**To do:** Leave out the pictures and repeat everything else in the records exactly.

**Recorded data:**
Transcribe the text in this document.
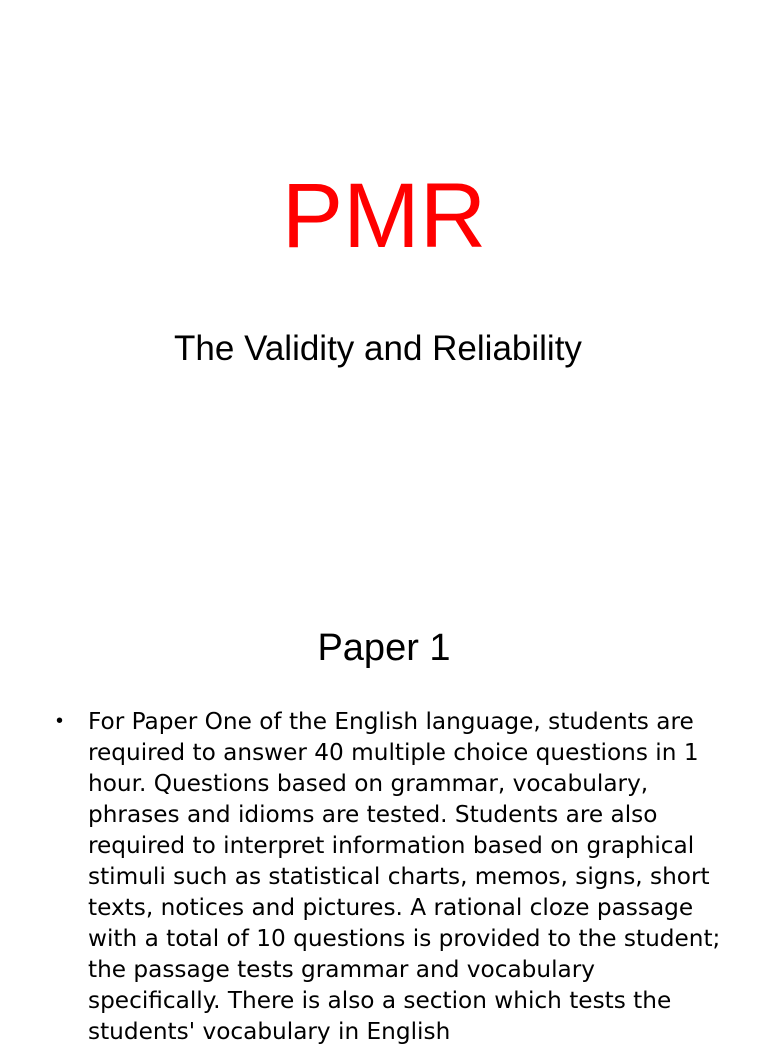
PMR
The Validity and Reliability
Paper 1
• For Paper One of the English language, students are required to answer 40 multiple choice questions in 1 hour. Questions based on grammar, vocabulary, phrases and idioms are tested. Students are also required to interpret information based on graphical stimuli such as statistical charts, memos, signs, short texts, notices and pictures. A rational cloze passage with a total of 10 questions is provided to the student; the passage tests grammar and vocabulary specifically. There is also a section which tests the students' vocabulary in English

**Result of this exercise:**
Transcribe the text in this document.
PMR
The Validity and Reliability
Paper 1
• For Paper One of the English language, students are required to answer 40 multiple choice questions in 1 hour. Questions based on grammar, vocabulary, phrases and idioms are tested. Students are also required to interpret information based on graphical stimuli such as statistical charts, memos, signs, short texts, notices and pictures. A rational cloze passage with a total of 10 questions is provided to the student; the passage tests grammar and vocabulary specifically. There is also a section which tests the students' vocabulary in English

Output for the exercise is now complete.